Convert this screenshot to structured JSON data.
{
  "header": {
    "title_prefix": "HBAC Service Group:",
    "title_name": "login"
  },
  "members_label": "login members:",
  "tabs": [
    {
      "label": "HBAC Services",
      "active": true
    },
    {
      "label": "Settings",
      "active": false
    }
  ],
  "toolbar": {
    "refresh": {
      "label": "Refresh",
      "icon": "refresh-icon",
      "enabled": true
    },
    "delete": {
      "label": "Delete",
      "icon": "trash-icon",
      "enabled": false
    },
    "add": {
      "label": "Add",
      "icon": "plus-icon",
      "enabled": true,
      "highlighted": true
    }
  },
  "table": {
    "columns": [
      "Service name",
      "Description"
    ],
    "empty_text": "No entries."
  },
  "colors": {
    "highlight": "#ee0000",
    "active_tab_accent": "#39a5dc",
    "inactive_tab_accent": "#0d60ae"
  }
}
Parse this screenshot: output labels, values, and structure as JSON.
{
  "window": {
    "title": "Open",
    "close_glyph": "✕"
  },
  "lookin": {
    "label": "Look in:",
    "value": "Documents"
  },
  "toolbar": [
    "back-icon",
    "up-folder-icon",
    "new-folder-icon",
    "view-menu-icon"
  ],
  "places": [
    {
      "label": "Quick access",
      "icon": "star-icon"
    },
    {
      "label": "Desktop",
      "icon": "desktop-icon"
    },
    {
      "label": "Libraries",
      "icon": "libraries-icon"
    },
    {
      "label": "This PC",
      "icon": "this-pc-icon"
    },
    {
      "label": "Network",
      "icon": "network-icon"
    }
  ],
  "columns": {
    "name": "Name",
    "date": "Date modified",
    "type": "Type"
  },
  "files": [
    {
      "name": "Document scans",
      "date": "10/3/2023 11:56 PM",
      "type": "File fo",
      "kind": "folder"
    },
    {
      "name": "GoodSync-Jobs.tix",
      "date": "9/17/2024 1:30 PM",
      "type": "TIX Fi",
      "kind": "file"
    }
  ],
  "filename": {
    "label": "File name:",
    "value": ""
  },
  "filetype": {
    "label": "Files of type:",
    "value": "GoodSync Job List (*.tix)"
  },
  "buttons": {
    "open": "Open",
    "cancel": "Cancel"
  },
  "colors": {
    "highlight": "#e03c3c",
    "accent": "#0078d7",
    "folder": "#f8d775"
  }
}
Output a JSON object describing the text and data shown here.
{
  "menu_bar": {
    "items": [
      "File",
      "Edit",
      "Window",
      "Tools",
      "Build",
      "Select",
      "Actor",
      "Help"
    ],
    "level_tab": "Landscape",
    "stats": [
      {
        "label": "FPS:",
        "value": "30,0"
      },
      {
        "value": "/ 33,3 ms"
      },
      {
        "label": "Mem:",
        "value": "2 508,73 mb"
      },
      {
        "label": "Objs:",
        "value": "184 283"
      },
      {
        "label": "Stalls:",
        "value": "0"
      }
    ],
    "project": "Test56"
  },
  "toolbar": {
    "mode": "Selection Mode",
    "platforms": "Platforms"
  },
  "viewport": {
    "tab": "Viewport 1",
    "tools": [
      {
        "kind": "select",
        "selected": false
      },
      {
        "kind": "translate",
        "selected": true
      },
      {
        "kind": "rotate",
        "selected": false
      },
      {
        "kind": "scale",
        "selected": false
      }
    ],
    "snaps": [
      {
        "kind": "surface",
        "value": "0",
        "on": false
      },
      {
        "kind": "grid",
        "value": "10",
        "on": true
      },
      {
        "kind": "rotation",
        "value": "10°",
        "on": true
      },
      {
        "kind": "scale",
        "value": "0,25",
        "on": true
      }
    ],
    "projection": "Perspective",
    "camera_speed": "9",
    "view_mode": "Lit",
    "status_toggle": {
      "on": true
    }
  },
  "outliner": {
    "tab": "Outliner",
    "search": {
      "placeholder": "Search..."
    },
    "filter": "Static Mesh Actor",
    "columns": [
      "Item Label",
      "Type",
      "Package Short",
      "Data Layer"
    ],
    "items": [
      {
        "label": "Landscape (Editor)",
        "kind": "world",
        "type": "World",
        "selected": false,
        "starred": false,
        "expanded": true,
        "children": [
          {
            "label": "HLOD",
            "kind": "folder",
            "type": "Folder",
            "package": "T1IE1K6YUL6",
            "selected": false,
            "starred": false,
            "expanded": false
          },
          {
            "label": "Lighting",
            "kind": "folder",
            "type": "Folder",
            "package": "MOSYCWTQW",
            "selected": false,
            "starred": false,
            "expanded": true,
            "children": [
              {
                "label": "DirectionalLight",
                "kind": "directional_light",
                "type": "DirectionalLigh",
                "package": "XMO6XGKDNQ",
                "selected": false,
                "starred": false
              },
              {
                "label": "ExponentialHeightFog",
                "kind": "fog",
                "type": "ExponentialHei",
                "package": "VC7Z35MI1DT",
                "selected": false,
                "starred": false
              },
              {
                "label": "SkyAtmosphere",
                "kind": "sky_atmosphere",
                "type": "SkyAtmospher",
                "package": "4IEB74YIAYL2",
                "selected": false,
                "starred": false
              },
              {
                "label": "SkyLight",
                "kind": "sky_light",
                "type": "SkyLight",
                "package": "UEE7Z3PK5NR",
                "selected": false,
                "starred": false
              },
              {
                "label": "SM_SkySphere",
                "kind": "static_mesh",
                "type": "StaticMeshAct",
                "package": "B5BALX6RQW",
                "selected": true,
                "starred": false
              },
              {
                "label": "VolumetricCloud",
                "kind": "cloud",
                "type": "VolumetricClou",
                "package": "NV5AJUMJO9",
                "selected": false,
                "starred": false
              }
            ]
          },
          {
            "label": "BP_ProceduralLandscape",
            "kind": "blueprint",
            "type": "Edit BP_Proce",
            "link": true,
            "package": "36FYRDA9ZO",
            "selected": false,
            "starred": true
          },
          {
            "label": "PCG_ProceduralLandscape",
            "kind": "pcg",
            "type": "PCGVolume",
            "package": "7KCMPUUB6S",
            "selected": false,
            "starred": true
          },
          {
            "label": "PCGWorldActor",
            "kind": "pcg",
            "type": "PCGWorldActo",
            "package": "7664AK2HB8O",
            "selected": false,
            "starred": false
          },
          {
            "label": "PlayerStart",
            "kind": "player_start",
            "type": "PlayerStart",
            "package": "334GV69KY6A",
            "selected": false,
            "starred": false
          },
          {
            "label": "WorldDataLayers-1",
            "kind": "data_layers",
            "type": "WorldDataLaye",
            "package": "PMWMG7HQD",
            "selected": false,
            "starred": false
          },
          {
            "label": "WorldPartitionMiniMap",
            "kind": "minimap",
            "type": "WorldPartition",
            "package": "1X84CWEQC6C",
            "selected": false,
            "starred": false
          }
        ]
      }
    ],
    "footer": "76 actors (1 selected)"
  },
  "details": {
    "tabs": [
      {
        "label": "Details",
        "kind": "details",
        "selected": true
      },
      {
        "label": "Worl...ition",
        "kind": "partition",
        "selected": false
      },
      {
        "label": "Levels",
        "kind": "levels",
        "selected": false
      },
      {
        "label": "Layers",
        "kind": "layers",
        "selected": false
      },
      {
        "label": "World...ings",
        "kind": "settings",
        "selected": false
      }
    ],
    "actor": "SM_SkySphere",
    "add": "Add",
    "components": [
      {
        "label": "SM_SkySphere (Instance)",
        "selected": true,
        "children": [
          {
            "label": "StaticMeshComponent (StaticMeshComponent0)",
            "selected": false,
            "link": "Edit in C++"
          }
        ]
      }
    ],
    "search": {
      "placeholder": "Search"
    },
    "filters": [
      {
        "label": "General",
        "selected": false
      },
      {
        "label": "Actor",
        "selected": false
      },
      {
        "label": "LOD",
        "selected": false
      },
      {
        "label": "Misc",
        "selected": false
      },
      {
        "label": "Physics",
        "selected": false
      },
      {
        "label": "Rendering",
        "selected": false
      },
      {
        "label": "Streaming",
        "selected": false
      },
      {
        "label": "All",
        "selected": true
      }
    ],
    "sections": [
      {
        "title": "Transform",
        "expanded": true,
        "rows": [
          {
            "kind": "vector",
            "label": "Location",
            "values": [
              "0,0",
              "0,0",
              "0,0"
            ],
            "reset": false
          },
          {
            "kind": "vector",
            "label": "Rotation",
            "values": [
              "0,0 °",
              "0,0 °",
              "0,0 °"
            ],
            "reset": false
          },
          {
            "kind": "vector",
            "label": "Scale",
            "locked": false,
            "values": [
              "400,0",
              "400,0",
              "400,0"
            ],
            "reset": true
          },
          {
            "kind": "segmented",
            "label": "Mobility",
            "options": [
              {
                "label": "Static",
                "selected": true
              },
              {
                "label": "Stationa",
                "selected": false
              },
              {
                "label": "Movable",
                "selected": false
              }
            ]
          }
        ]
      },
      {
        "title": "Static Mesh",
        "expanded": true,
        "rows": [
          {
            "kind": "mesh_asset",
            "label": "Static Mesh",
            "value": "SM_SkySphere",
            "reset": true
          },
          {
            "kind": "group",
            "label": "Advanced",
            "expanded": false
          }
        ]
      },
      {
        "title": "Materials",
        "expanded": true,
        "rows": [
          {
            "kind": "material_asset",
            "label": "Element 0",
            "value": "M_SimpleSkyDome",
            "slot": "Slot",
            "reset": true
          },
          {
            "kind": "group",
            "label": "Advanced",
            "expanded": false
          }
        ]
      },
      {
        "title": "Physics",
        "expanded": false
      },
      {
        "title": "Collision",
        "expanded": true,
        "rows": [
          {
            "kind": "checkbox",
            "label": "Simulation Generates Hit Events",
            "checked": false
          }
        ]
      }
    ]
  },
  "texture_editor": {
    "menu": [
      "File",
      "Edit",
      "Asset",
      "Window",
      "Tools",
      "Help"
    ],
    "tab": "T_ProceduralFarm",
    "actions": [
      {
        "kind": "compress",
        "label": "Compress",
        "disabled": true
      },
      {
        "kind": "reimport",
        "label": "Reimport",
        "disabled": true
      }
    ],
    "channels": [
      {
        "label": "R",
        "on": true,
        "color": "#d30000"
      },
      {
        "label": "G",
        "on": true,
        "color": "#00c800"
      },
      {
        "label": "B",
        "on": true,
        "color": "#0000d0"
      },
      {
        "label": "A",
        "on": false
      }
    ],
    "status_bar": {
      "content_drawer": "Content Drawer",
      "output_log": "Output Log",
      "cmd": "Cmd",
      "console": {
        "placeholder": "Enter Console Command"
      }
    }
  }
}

+ + + + + + +

Your instructions —
Count the lines above that contain the word "date", and give only that number.

Exercise result —
3